GOAL
Search the data for the word "background" and copy every line that contains it.

═══ RECORD LIST ═══

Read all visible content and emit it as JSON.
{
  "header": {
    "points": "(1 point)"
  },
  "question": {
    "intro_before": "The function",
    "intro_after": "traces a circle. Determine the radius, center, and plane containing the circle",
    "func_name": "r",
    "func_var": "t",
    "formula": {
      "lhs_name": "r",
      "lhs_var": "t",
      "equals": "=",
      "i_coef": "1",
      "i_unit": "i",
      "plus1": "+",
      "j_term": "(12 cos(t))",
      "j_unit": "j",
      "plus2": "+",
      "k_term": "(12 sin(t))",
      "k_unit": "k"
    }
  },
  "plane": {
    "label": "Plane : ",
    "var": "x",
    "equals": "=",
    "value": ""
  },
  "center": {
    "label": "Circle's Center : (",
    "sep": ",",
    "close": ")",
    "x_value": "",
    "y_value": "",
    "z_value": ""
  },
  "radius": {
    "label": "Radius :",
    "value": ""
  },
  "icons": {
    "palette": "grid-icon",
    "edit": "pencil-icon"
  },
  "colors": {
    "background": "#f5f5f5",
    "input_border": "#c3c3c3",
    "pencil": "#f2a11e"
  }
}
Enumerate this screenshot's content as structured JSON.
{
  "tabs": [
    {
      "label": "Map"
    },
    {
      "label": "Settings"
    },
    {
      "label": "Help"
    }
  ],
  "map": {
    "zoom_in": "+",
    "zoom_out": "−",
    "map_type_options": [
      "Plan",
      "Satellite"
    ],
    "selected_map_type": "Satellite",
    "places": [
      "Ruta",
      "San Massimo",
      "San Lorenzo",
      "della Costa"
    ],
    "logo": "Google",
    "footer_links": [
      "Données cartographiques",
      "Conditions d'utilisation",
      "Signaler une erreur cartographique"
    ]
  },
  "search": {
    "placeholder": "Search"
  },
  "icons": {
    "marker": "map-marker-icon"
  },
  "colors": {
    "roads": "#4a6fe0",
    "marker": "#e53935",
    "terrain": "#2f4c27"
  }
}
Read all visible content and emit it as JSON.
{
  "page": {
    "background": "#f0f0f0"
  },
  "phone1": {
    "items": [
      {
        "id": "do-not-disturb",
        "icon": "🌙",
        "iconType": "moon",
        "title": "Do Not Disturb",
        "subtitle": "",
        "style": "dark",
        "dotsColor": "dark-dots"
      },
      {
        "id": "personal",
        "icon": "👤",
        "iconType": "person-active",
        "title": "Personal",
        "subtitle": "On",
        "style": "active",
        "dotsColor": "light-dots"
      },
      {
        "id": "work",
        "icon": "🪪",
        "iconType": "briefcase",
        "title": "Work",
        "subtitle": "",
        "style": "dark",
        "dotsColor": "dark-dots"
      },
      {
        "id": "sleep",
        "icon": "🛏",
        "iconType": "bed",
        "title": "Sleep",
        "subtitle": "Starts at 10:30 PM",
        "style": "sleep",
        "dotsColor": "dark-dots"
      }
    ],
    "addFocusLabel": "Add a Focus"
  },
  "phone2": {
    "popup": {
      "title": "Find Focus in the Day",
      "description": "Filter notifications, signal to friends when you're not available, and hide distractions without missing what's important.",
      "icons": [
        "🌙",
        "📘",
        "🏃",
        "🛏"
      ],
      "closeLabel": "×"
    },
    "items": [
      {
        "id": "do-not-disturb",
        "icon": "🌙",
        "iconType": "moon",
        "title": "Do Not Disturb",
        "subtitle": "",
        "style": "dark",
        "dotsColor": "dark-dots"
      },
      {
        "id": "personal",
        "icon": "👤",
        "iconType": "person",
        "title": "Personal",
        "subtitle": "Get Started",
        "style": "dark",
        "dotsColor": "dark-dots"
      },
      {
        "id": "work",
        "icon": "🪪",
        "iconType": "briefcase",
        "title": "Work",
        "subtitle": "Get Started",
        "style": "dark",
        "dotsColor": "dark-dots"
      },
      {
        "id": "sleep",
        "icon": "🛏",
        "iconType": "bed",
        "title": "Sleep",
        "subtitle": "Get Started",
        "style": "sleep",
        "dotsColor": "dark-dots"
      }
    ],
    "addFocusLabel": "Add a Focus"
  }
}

═══

THE COMPLETED TASK
    "background": "#f5f5f5",
    "background": "#f0f0f0"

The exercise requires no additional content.